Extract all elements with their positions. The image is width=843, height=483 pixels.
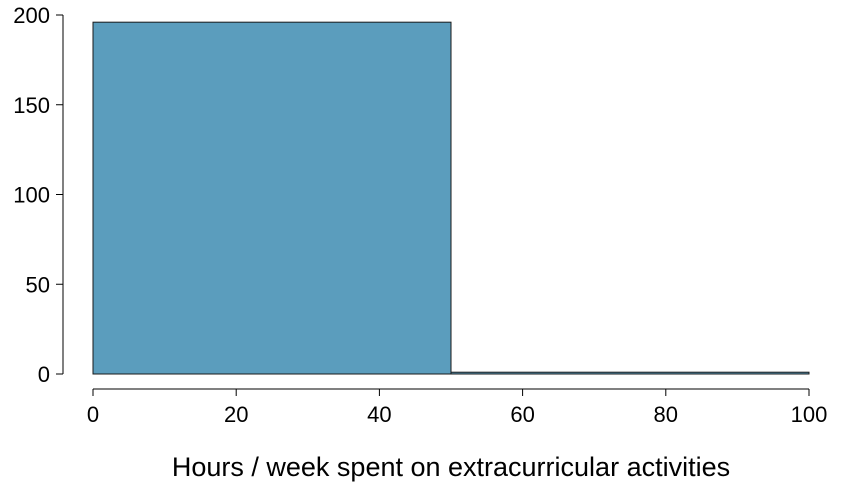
y-tick-label: 100	[13, 183, 50, 208]
x-tick-label: 20	[224, 402, 248, 427]
y-tick-label: 50	[26, 272, 50, 297]
bars-group	[92, 21, 810, 375]
y-axis: 0 50 100 150 200	[13, 3, 64, 387]
y-tick-label: 150	[13, 93, 50, 118]
x-tick-label: 80	[654, 402, 678, 427]
histogram-bar-0-50	[92, 21, 452, 375]
histogram-bar-50-100	[450, 371, 810, 375]
y-tick-label: 0	[38, 362, 50, 387]
y-tick-label: 200	[13, 3, 50, 28]
x-axis: 0 20 40 60 80 100	[87, 388, 828, 427]
x-axis-title: Hours / week spent on extracurricular ac…	[172, 452, 730, 482]
x-tick-label: 100	[791, 402, 828, 427]
x-tick-label: 60	[510, 402, 534, 427]
x-tick-label: 0	[87, 402, 99, 427]
x-tick-label: 40	[367, 402, 391, 427]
◆ ◆ ◆ ◆ ◆
# Exercise instructions:
Lay out every line of the data above as a JSON list of strings, one string per line, omitting blank lines. Leave the pictures out of the list.

# Exercise output:
[
  "Extract all elements with their positions. The image is width=843, height=483 pixels.",
  "y-tick-label: 100\t[13, 183, 50, 208]",
  "x-tick-label: 20\t[224, 402, 248, 427]",
  "y-tick-label: 50\t[26, 272, 50, 297]",
  "bars-group\t[92, 21, 810, 375]",
  "y-axis: 0 50 100 150 200\t[13, 3, 64, 387]",
  "y-tick-label: 150\t[13, 93, 50, 118]",
  "x-tick-label: 80\t[654, 402, 678, 427]",
  "histogram-bar-0-50\t[92, 21, 452, 375]",
  "histogram-bar-50-100\t[450, 371, 810, 375]",
  "y-tick-label: 0\t[38, 362, 50, 387]",
  "y-tick-label: 200\t[13, 3, 50, 28]",
  "x-axis: 0 20 40 60 80 100\t[87, 388, 828, 427]",
  "x-axis-title: Hours / week spent on extracurricular ac…\t[172, 452, 730, 482]",
  "x-tick-label: 100\t[791, 402, 828, 427]",
  "x-tick-label: 60\t[510, 402, 534, 427]",
  "x-tick-label: 0\t[87, 402, 99, 427]",
  "x-tick-label: 40\t[367, 402, 391, 427]"
]